● **Tâche demandée**:
Reproduisez sans rien changer tout ce qui va de « Sans autre ambition » jusqu'à « LOUIS-NAPOLÉON BONAPARTE. » dans le texte sur le prince Louis-Napoléon.
++++ Texte du document ++++
Vous lui répondîtes que le prince y adhérait et que c'était chose convenue.

Le terme de ce remboursement approchant, je viens vous demander : 1° que vous ayez la bonté de m'envoyer une formule de la procuration de quittance que je devrai envoyer à Paris pour ce remboursement, ainsi que de m'écrire si cette procuration doit être faite devant notaire ou le consul français ; 2° si c'est dans l'intention du prince de payer le semestre des intérêts qui sera échu le 15 janvier prochain à. Gênes ou à Paris, et, dans ce dernier cas, d'en faire mention dans la quittance sus-énoncée.

E.-L. PALLAVICINO.

 

A peu près à la même époque, nous constatons qu'un nommé Rappallo, de connivence avec MM. Orsi et Armani, mettait dix mille livres à sa disposition.

Nous avons dit que le prince empruntait pour ses partisans. La liste en augmentait tous les jours. Des secours lui sont demandés de Suisse, de Pologne, de France. Quand le docteur Conneau arrivera à Londres après l'emprisonnement subi pour avoir aidé le prince à s'évader, ce dernier devra l'établir, acheter un cabinet de médecin du prix de 900 livres. Ajoutons que le prince se laissait volontiers duper et que sans M. Bure, son frère de lait, chargé de veiller sur ses intérêts pendant sa captivité de Ham, il y avait des chances pour que personne ne retrouvât pas grand'chose.

Un jour qu'il était allé voir sa cousine, lady Douglas, fille de la grande-duchesse Stéphanie de Bade :

— Maintenant que vous êtes libre, s'écria la princesse, vous résignerez-vous au repos ? Renoncez donc à ces illusions qui vous ont coûté si cher, et dont les cruelles déceptions ont été si vivement ressenties de tous ceux qui vous aiment ?

— Ma cousine, répondit-il, je ne m'appartiens pas. J'appartiens à mon nom et à mon pays. Parce que la fortune m'a trahi deux fois, ma destinée ne s'en accomplira que plus sûrement. J'attends.

Il ne devait pas attendre longtemps.

La Révolution de Février a lieu.

Tandis que le roi Louis-Philippe et sa famille prenaient le chemin de l'Angleterre, le prince Louis accourait à Paris. Il n'avait pas de temps à perdre, ayant appris que le fils de Jérôme, le prince Napoléon, entré en pourparlers avec quelques députés de la gauche, s'apprêtait à poser sa candidature républicaine. Il descend rue du Sentier, chez M. Vieillard, et charge M. de Persigny de porter cette lettre au Gouvernement provisoire :

Messieurs,

Le peuple de Paris ayant détruit, par son héroïsme, les derniers vestiges de l'invasion étrangère, j'accours de l'exil pour me ranger sous le drapeau de la République qu'on vient de proclamer.

Sans autre ambition que celle de servir mon pays, je viens annoncer mon arrivée aux membres du Gouvernement provisoire, et les assurer de mon dévouement à la cause qu'ils représentent, comme de ma sympathie pour leurs personnes.

Agréez, Messieurs, l'assurance de mes sentiments,

LOUIS-NAPOLÉON BONAPARTE.
++++ Données du corpus ++++
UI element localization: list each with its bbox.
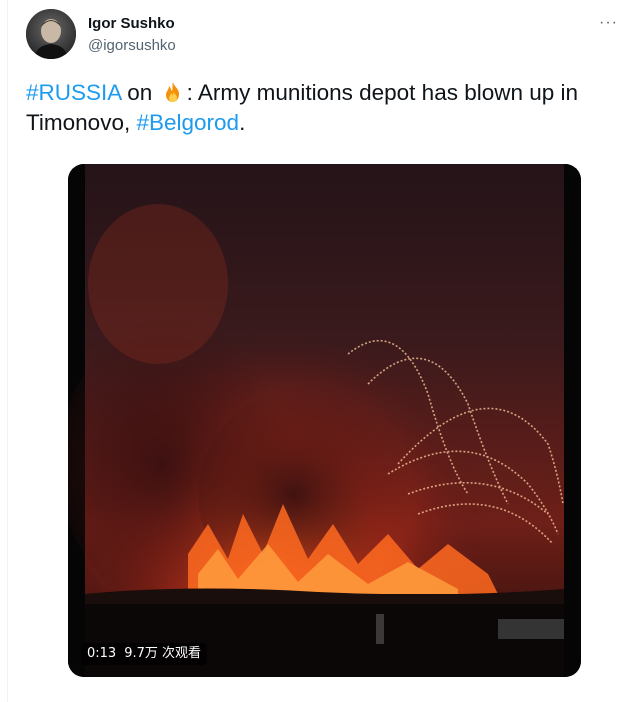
video-frame	[68, 164, 581, 677]
hashtag-belgorod[interactable]: #Belgorod	[136, 110, 239, 135]
tweet-header: Igor Sushko @igorsushko	[26, 9, 176, 59]
author-names: Igor Sushko @igorsushko	[88, 14, 176, 55]
video-duration: 0:13	[87, 646, 117, 661]
tweet-text-on: on	[121, 80, 159, 105]
author-handle[interactable]: @igorsushko	[88, 36, 176, 55]
tweet-text: #RUSSIA on : Army munitions depot has bl…	[26, 78, 626, 138]
video-player[interactable]: 0:13 9.7万 次观看	[68, 164, 581, 677]
hashtag-russia[interactable]: #RUSSIA	[26, 80, 121, 105]
tweet-card[interactable]: Igor Sushko @igorsushko ··· #RUSSIA on :…	[0, 0, 640, 702]
author-display-name[interactable]: Igor Sushko	[88, 14, 176, 33]
video-info-badge: 0:13 9.7万 次观看	[81, 643, 208, 665]
avatar[interactable]	[26, 9, 76, 59]
video-view-count: 9.7万 次观看	[124, 646, 202, 661]
fire-emoji-icon	[161, 80, 185, 104]
timeline-border	[7, 0, 8, 702]
more-options-icon[interactable]: ···	[599, 14, 618, 32]
tweet-text-end: .	[239, 110, 246, 135]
++++
● **Réponse à l'exercice**:
Sans autre ambition que celle de servir mon pays, je viens annoncer mon arrivée aux membres du Gouvernement provisoire, et les assurer de mon dévouement à la cause qu'ils représentent, comme de ma sympathie pour leurs personnes.

Agréez, Messieurs, l'assurance de mes sentiments,

LOUIS-NAPOLÉON BONAPARTE.